>> begin RAW RECORDS

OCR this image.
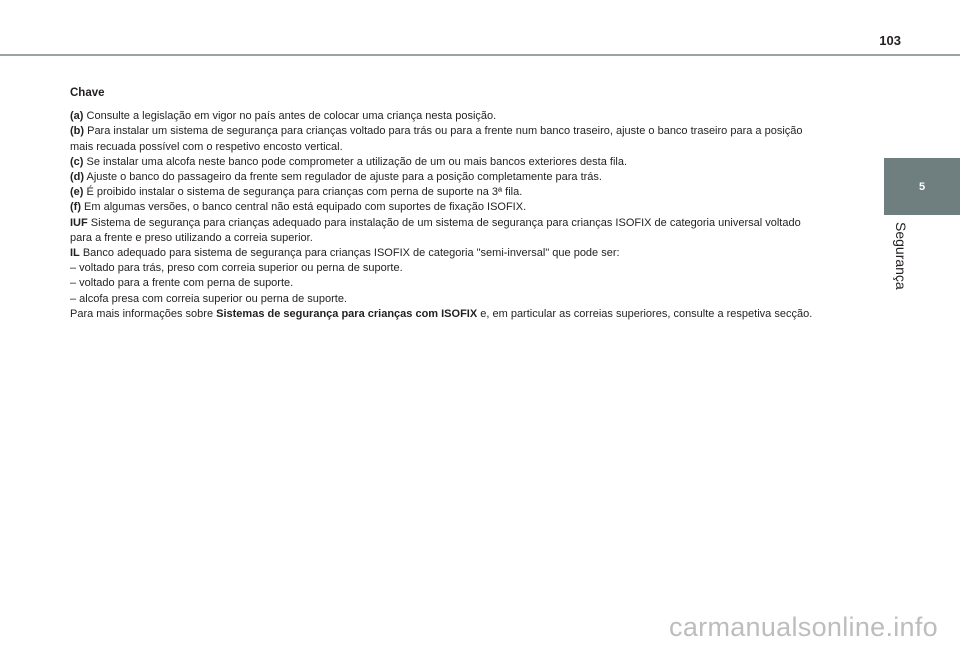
103
5
Segurança

Chave

(a) Consulte a legislação em vigor no país antes de colocar uma criança nesta posição.

(b) Para instalar um sistema de segurança para crianças voltado para trás ou para a frente num banco traseiro, ajuste o banco traseiro para a posição

mais recuada possível com o respetivo encosto vertical.

(c) Se instalar uma alcofa neste banco pode comprometer a utilização de um ou mais bancos exteriores desta fila.

(d) Ajuste o banco do passageiro da frente sem regulador de ajuste para a posição completamente para trás.

(e) É proibido instalar o sistema de segurança para crianças com perna de suporte na 3ª fila.

(f) Em algumas versões, o banco central não está equipado com suportes de fixação ISOFIX.

IUF Sistema de segurança para crianças adequado para instalação de um sistema de segurança para crianças ISOFIX de categoria universal voltado

para a frente e preso utilizando a correia superior.

IL Banco adequado para sistema de segurança para crianças ISOFIX de categoria "semi-inversal" que pode ser:

– voltado para trás, preso com correia superior ou perna de suporte.

– voltado para a frente com perna de suporte.

– alcofa presa com correia superior ou perna de suporte.

Para mais informações sobre Sistemas de segurança para crianças com ISOFIX e, em particular as correias superiores, consulte a respetiva secção.

carmanualsonline.info
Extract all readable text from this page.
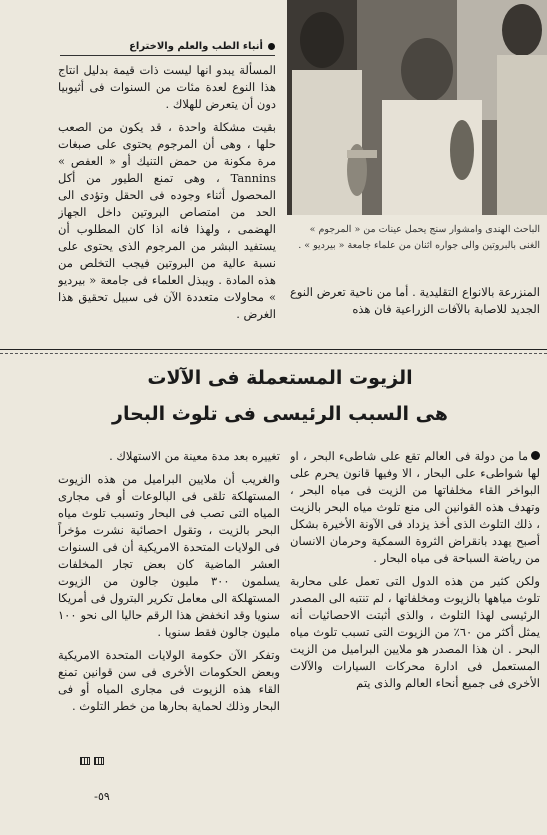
أنباء الطب والعلم والاختراع
الباحث الهندى وامشوار سنج يحمل عينات من « المرجوم » الغنى بالبروتين والى جواره اثنان من علماء جامعة « بيرديو » .
المنزرعة بالانواع التقليدية . أما من ناحية تعرض النوع الجديد للاصابة بالآفات الزراعية فان هذه
المسألة يبدو انها ليست ذات قيمة بدليل انتاج هذا النوع لعدة مئات من السنوات فى أثيوبيا دون أن يتعرض للهلاك .
بقيت مشكلة واحدة ، قد يكون من الصعب حلها ، وهى أن المرجوم يحتوى على صبغات مرة مكونة من حمض التنيك أو « العفص » Tannins ، وهى تمنع الطيور من أكل المحصول أثناء وجوده فى الحقل وتؤدى الى الحد من امتصاص البروتين داخل الجهاز الهضمى ، ولهذا فانه اذا كان المطلوب أن يستفيد البشر من المرجوم الذى يحتوى على نسبة عالية من البروتين فيجب التخلص من هذه المادة . ويبذل العلماء فى جامعة « بيرديو » محاولات متعددة الآن فى سبيل تحقيق هذا الغرض .
الزيوت المستعملة فى الآلات
هى السبب الرئيسى فى تلوث البحار
ما من دولة فى العالم تقع على شاطىء البحر ، او لها شواطىء على البحار ، الا وفيها قانون يحرم على البواخر القاء مخلفاتها من الزيت فى مياه البحر ، وتهدف هذه القوانين الى منع تلوث مياه البحر بالزيت ، ذلك التلوث الذى أخذ يزداد فى الآونة الأخيرة بشكل أصبح يهدد بانقراض الثروة السمكية وحرمان الانسان من رياضة السباحة فى مياه البحار .
ولكن كثير من هذه الدول التى تعمل على محاربة تلوث مياهها بالزيوت ومخلفاتها ، لم تنتبه الى المصدر الرئيسى لهذا التلوث ، والذى أثبتت الاحصائيات أنه يمثل أكثر من ٦٠٪ من الزيوت التى تسبب تلوث مياه البحر . ان هذا المصدر هو ملايين البراميل من الزيت المستعمل فى ادارة محركات السيارات والآلات الأخرى فى جميع أنحاء العالم والذى يتم
تغييره بعد مدة معينة من الاستهلاك .
والغريب أن ملايين البراميل من هذه الزيوت المستهلكة تلقى فى البالوعات أو فى مجارى المياه التى تصب فى البحار وتسبب تلوث مياه البحر بالزيت ، وتقول احصائية نشرت مؤخراً فى الولايات المتحدة الامريكية أن فى السنوات العشر الماضية كان بعض تجار المخلفات يسلمون ٣٠٠ مليون جالون من الزيوت المستهلكة الى معامل تكرير البترول فى أمريكا سنويا وقد انخفض هذا الرقم حاليا الى نحو ١٠٠ مليون جالون فقط سنويا .
وتفكر الآن حكومة الولايات المتحدة الامريكية وبعض الحكومات الأخرى فى سن قوانين تمنع القاء هذه الزيوت فى مجارى المياه أو فى البحار وذلك لحماية بحارها من خطر التلوث .
-٥٩
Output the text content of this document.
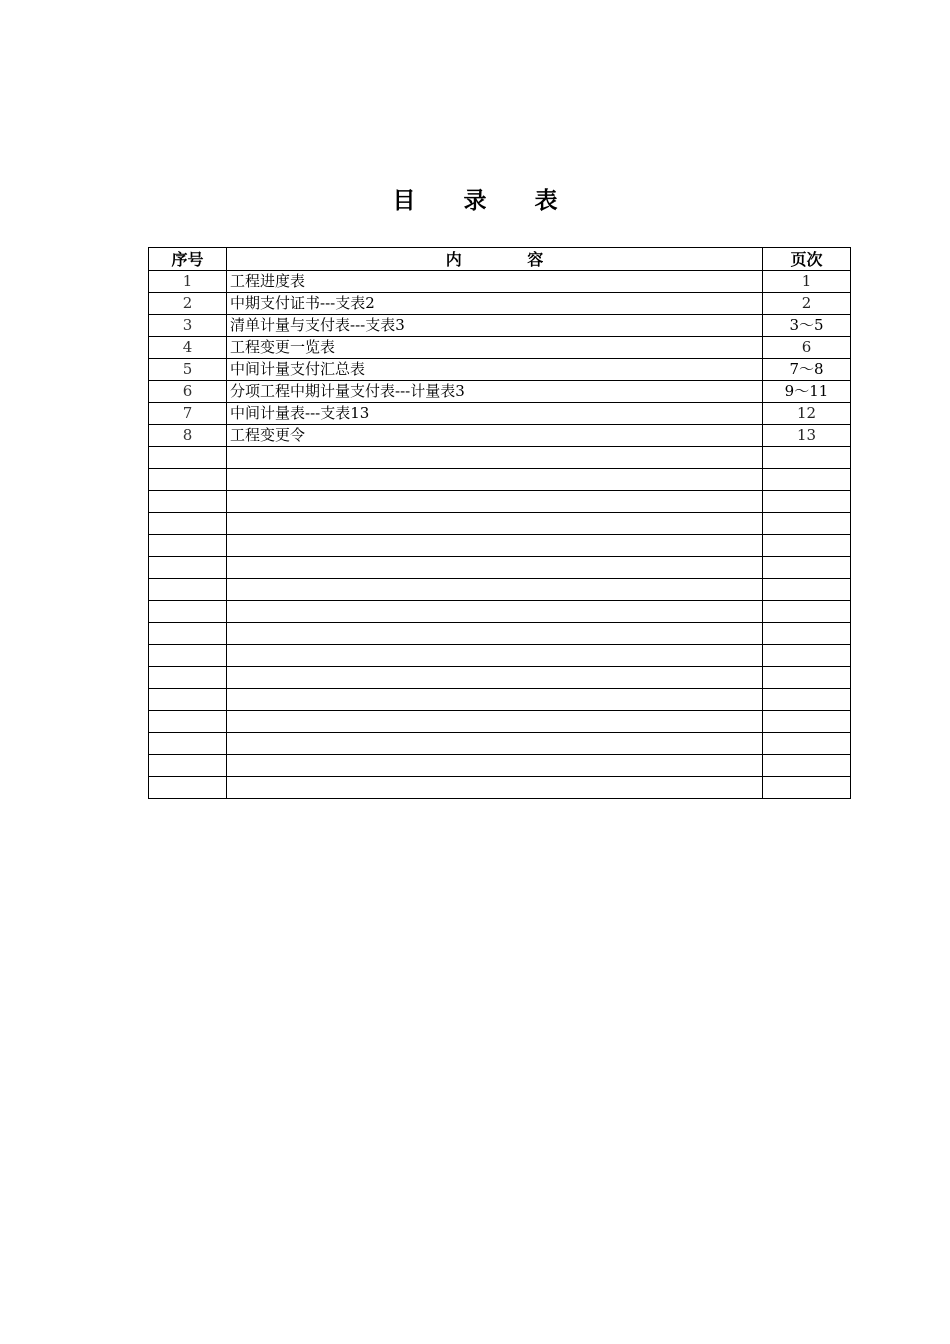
目 录 表
序号	内 容	页次
1	工程进度表	1
2	中期支付证书---支表2	2
3	清单计量与支付表---支表3	3～5
4	工程变更一览表	6
5	中间计量支付汇总表	7～8
6	分项工程中期计量支付表---计量表3	9～11
7	中间计量表---支表13	12
8	工程变更令	13
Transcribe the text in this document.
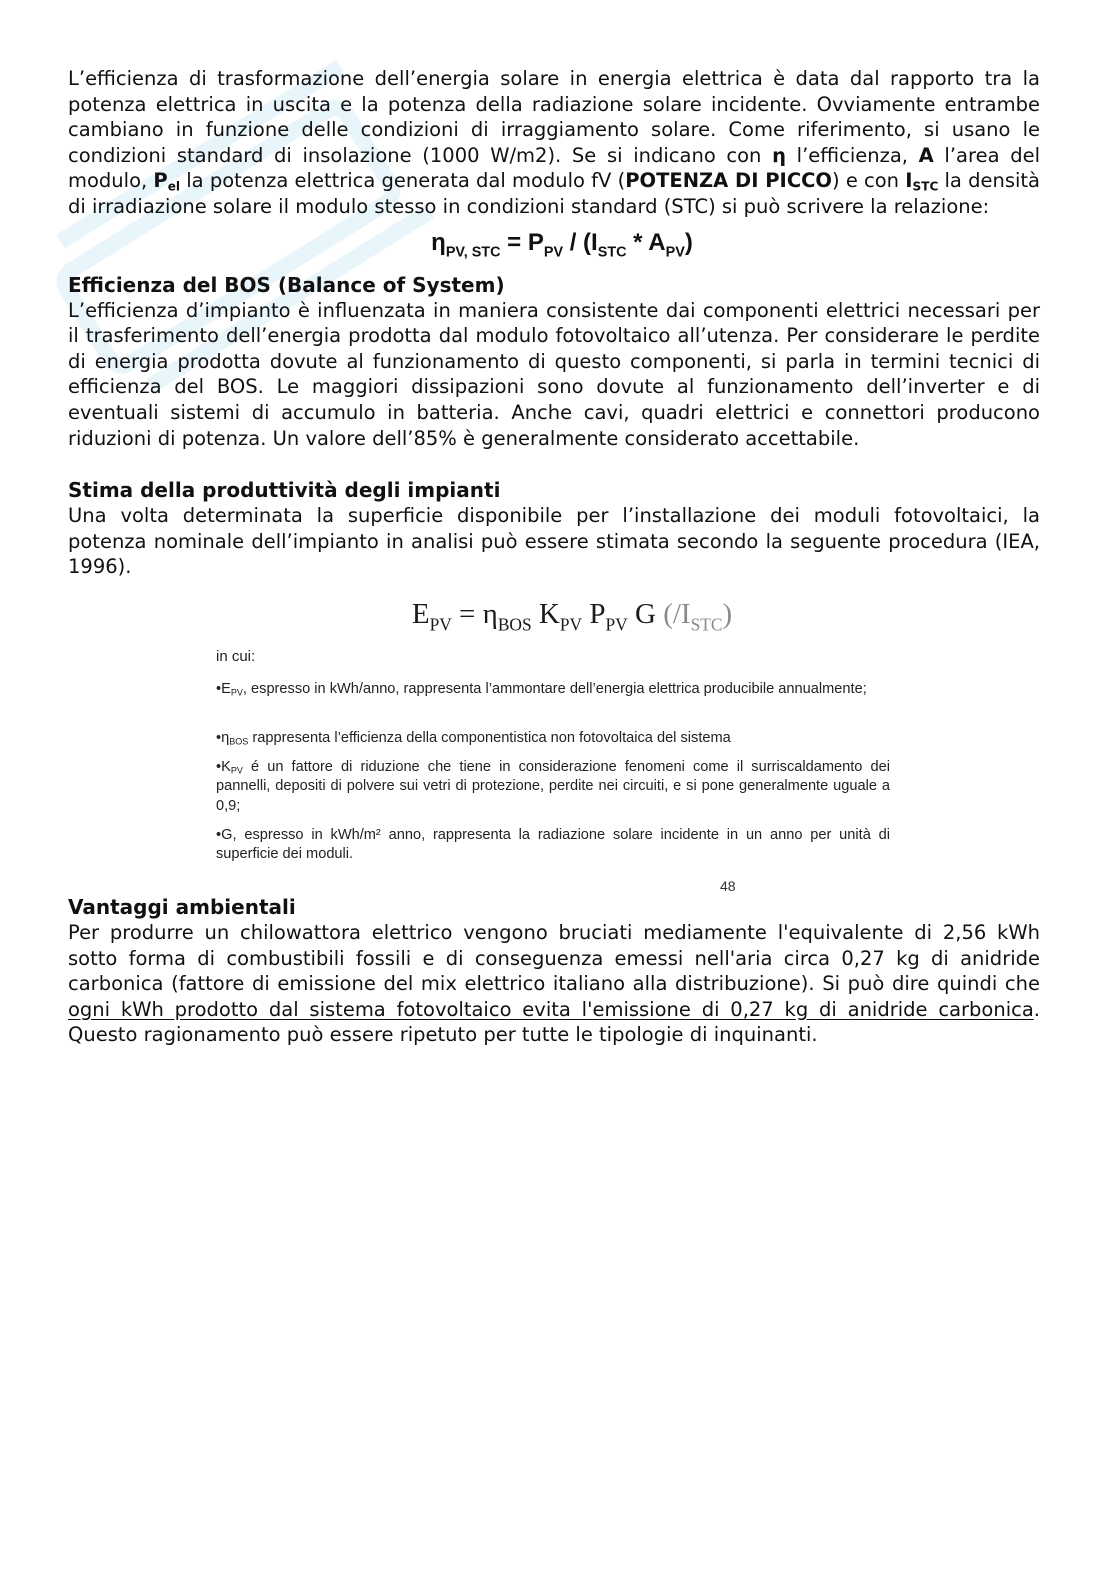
L’efficienza di trasformazione dell’energia solare in energia elettrica è data dal rapporto tra la potenza elettrica in uscita e la potenza della radiazione solare incidente. Ovviamente entrambe cambiano in funzione delle condizioni di irraggiamento solare. Come riferimento, si usano le condizioni standard di insolazione (1000 W/m2). Se si indicano con η l’efficienza, A l’area del modulo, $P_{el}$ la potenza elettrica generata dal modulo fV (POTENZA DI PICCO) e con $I_{STC}$ la densità di irradiazione solare il modulo stesso in condizioni standard (STC) si può scrivere la relazione:

$\eta_{PV, STC} = P_{PV} / (I_{STC} * A_{PV})$
Efficienza del BOS (Balance of System)

L’efficienza d’impianto è influenzata in maniera consistente dai componenti elettrici necessari per il trasferimento dell’energia prodotta dal modulo fotovoltaico all’utenza. Per considerare le perdite di energia prodotta dovute al funzionamento di questo componenti, si parla in termini tecnici di efficienza del BOS. Le maggiori dissipazioni sono dovute al funzionamento dell’inverter e di eventuali sistemi di accumulo in batteria. Anche cavi, quadri elettrici e connettori producono riduzioni di potenza. Un valore dell’85% è generalmente considerato accettabile.

Stima della produttività degli impianti

Una volta determinata la superficie disponibile per l’installazione dei moduli fotovoltaici, la potenza nominale dell’impianto in analisi può essere stimata secondo la seguente procedura (IEA, 1996).

$E_{PV} = \eta_{BOS}$ $K_{PV}$ $P_{PV}$ G $(/I_{STC})$
in cui:
$•E_{PV}$, espresso in kWh/anno, rappresenta l’ammontare dell’energia elettrica producibile annualmente;
$•\eta_{BOS}$ rappresenta l’efficienza della componentistica non fotovoltaica del sistema
$•K_{PV}$ é un fattore di riduzione che tiene in considerazione fenomeni come il surriscaldamento dei pannelli, depositi di polvere sui vetri di protezione, perdite nei circuiti, e si pone generalmente uguale a 0,9;
•G, espresso in kWh/m² anno, rappresenta la radiazione solare incidente in un anno per unità di superficie dei moduli.
48
Vantaggi ambientali

Per produrre un chilowattora elettrico vengono bruciati mediamente l'equivalente di 2,56 kWh sotto forma di combustibili fossili e di conseguenza emessi nell'aria circa 0,27 kg di anidride carbonica (fattore di emissione del mix elettrico italiano alla distribuzione). Si può dire quindi che ogni kWh prodotto dal sistema fotovoltaico evita l'emissione di 0,27 kg di anidride carbonica. Questo ragionamento può essere ripetuto per tutte le tipologie di inquinanti.
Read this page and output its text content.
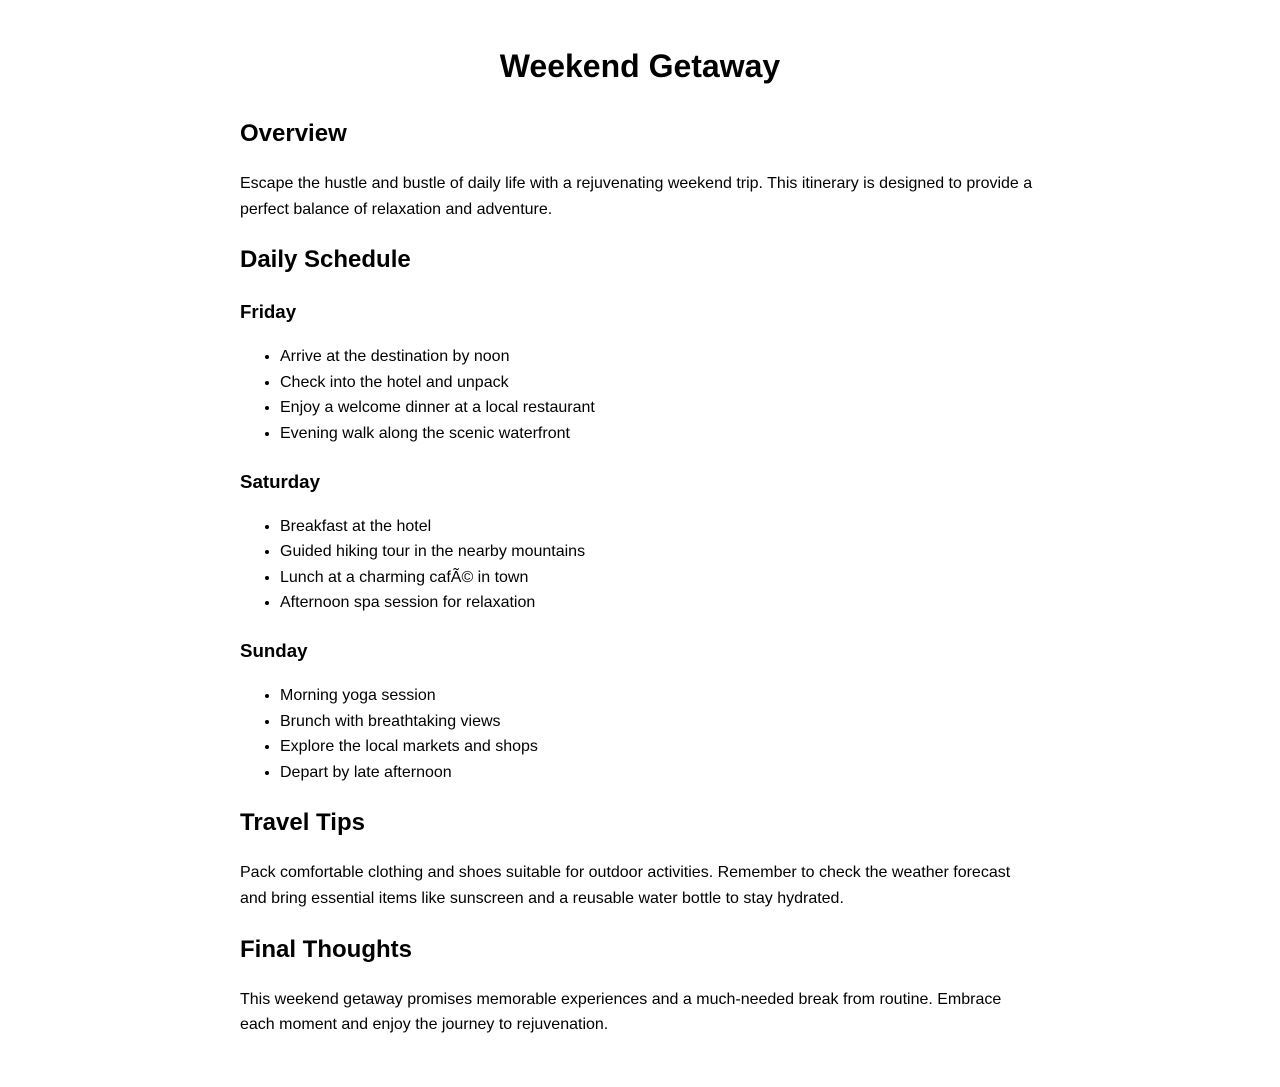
Weekend Getaway
Overview

Escape the hustle and bustle of daily life with a rejuvenating weekend trip. This itinerary is designed to provide a perfect balance of relaxation and adventure.

Daily Schedule
Friday
• Arrive at the destination by noon
• Check into the hotel and unpack
• Enjoy a welcome dinner at a local restaurant
• Evening walk along the scenic waterfront
Saturday
• Breakfast at the hotel
• Guided hiking tour in the nearby mountains
• Lunch at a charming cafÃ© in town
• Afternoon spa session for relaxation
Sunday
• Morning yoga session
• Brunch with breathtaking views
• Explore the local markets and shops
• Depart by late afternoon
Travel Tips

Pack comfortable clothing and shoes suitable for outdoor activities. Remember to check the weather forecast and bring essential items like sunscreen and a reusable water bottle to stay hydrated.

Final Thoughts

This weekend getaway promises memorable experiences and a much-needed break from routine. Embrace each moment and enjoy the journey to rejuvenation.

>> end RAW RECORDS

GOAL — Using the listing, collect all lines in which the string "البحار" is found.

CORRECT RESPONSE —
هى السبب الرئيسى فى تلوث البحار
ما من دولة فى العالم تقع على شاطىء البحر ، او لها شواطىء على البحار ، الا وفيها قانون يحرم على البواخر القاء مخلفاتها من الزيت فى مياه البحر ، وتهدف هذه القوانين الى منع تلوث مياه البحر بالزيت ، ذلك التلوث الذى أخذ يزداد فى الآونة الأخيرة بشكل أصبح يهدد بانقراض الثروة السمكية وحرمان الانسان من رياضة السباحة فى مياه البحار .
والغريب أن ملايين البراميل من هذه الزيوت المستهلكة تلقى فى البالوعات أو فى مجارى المياه التى تصب فى البحار وتسبب تلوث مياه البحر بالزيت ، وتقول احصائية نشرت مؤخراً فى الولايات المتحدة الامريكية أن فى السنوات العشر الماضية كان بعض تجار المخلفات يسلمون ٣٠٠ مليون جالون من الزيوت المستهلكة الى معامل تكرير البترول فى أمريكا سنويا وقد انخفض هذا الرقم حاليا الى نحو ١٠٠ مليون جالون فقط سنويا .
وتفكر الآن حكومة الولايات المتحدة الامريكية وبعض الحكومات الأخرى فى سن قوانين تمنع القاء هذه الزيوت فى مجارى المياه أو فى البحار وذلك لحماية بحارها من خطر التلوث .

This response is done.